— START —
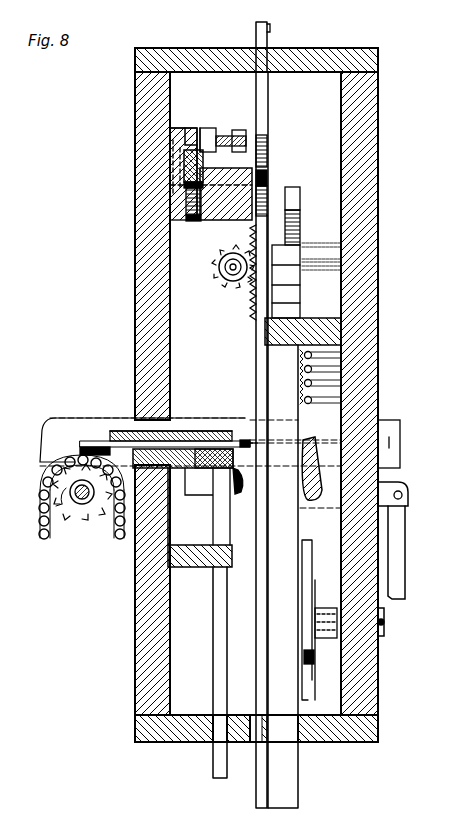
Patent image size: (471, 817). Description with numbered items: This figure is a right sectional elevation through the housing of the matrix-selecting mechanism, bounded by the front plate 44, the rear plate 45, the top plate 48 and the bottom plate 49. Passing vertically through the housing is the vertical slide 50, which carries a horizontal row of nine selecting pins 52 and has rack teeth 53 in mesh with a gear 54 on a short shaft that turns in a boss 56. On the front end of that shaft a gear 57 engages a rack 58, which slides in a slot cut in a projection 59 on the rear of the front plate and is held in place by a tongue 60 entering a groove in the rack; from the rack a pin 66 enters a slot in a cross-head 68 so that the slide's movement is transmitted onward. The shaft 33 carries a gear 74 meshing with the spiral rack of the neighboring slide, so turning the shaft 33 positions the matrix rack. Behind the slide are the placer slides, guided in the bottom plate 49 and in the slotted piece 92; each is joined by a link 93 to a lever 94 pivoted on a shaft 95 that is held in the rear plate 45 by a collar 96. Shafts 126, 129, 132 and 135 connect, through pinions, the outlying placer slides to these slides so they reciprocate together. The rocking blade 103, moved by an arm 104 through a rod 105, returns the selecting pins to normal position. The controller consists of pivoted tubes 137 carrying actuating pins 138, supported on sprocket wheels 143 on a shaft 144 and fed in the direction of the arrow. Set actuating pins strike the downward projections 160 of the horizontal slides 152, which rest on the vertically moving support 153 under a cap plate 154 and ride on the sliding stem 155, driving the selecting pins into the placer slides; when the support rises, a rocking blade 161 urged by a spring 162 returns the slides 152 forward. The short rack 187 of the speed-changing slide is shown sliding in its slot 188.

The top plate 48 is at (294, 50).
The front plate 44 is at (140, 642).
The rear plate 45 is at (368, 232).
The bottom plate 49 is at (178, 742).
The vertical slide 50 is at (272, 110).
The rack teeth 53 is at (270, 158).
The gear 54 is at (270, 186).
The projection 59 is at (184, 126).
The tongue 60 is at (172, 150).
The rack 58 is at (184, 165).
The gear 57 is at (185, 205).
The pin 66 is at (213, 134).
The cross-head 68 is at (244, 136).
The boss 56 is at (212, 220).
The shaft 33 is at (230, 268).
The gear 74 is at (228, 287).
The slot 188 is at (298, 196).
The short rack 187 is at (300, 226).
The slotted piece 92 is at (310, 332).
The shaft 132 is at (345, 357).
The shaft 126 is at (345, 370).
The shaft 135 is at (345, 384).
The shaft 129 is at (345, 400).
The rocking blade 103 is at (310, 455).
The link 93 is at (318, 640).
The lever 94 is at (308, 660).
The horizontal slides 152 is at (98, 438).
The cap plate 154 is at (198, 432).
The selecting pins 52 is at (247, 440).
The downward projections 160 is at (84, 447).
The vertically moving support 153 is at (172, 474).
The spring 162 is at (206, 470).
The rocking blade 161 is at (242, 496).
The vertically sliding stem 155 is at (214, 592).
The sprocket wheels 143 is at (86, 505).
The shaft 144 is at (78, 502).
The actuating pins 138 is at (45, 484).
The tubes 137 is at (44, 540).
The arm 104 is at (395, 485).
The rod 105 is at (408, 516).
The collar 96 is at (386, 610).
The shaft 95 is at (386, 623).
— END —
— START —
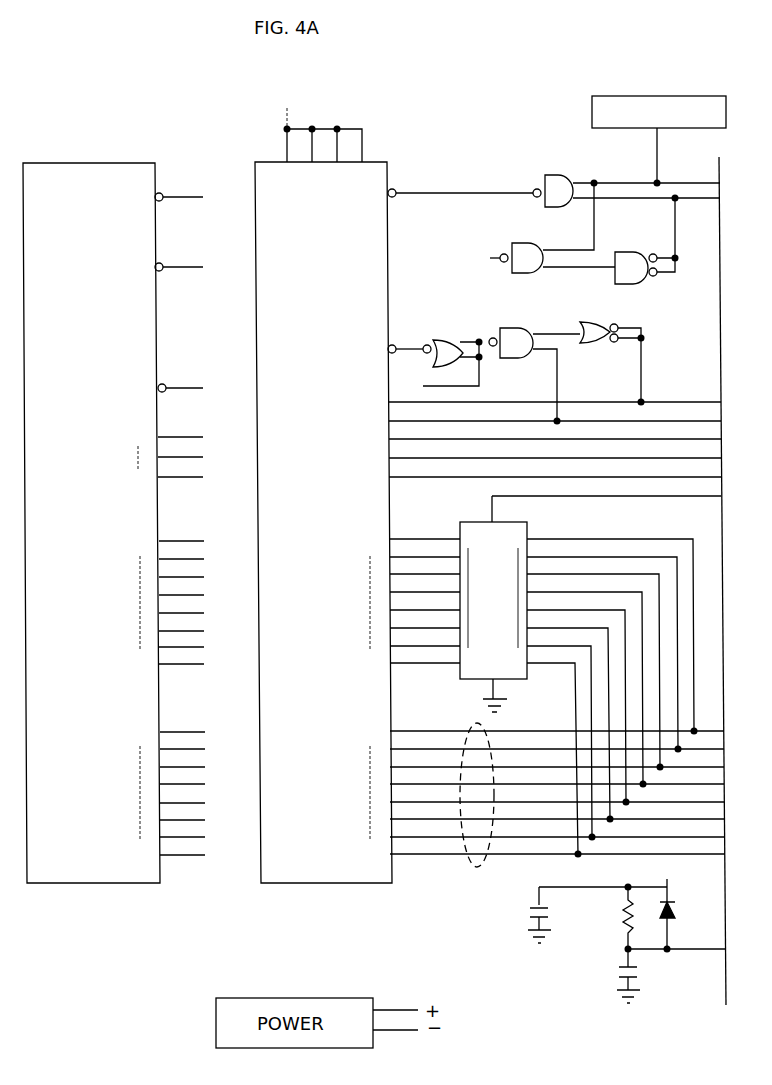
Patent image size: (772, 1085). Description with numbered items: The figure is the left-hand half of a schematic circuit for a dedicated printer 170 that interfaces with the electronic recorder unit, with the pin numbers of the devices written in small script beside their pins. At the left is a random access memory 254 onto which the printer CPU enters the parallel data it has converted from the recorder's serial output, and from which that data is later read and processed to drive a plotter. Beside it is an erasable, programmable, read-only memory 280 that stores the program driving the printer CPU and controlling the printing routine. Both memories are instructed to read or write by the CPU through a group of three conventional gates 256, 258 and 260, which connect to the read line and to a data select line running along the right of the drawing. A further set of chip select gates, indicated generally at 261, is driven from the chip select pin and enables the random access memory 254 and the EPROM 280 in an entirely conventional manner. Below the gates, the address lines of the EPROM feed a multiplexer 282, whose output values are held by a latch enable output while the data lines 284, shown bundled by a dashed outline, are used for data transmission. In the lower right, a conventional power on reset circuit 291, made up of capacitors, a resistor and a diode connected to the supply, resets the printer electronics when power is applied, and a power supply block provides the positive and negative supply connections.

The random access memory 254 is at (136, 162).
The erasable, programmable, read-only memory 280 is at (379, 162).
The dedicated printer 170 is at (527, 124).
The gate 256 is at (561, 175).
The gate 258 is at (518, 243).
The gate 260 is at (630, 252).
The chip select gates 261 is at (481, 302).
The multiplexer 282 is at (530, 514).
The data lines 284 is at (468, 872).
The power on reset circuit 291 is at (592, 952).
— END —
**Your objective**
Turn the lines starting with the one that contains "Patent image size: (471, 817)." and going on through the one that contains "The rear plate 45 is at (368, 232)." into a numbered list, leaving out any blank lines.

**Task response**
1. Patent image size: (471, 817). Description with numbered items: This figure is a right sectional elevation through the housing of the matrix-selecting mechanism, bounded by the front plate 44, the rear plate 45, the top plate 48 and the bottom plate 49. Passing vertically through the housing is the vertical slide 50, which carries a horizontal row of nine selecting pins 52 and has rack teeth 53 in mesh with a gear 54 on a short shaft that turns in a boss 56. On the front end of that shaft a gear 57 engages a rack 58, which slides in a slot cut in a projection 59 on the rear of the front plate and is held in place by a tongue 60 entering a groove in the rack; from the rack a pin 66 enters a slot in a cross-head 68 so that the slide's movement is transmitted onward. The shaft 33 carries a gear 74 meshing with the spiral rack of the neighboring slide, so turning the shaft 33 positions the matrix rack. Behind the slide are the placer slides, guided in the bottom plate 49 and in the slotted piece 92; each is joined by a link 93 to a lever 94 pivoted on a shaft 95 that is held in the rear plate 45 by a collar 96. Shafts 126, 129, 132 and 135 connect, through pinions, the outlying placer slides to these slides so they reciprocate together. The rocking blade 103, moved by an arm 104 through a rod 105, returns the selecting pins to normal position. The controller consists of pivoted tubes 137 carrying actuating pins 138, supported on sprocket wheels 143 on a shaft 144 and fed in the direction of the arrow. Set actuating pins strike the downward projections 160 of the horizontal slides 152, which rest on the vertically moving support 153 under a cap plate 154 and ride on the sliding stem 155, driving the selecting pins into the placer slides; when the support rises, a rocking blade 161 urged by a spring 162 returns the slides 152 forward. The short rack 187 of the speed-changing slide is shown sliding in its slot 188.
2. The top plate 48 is at (294, 50).
3. The front plate 44 is at (140, 642).
4. The rear plate 45 is at (368, 232).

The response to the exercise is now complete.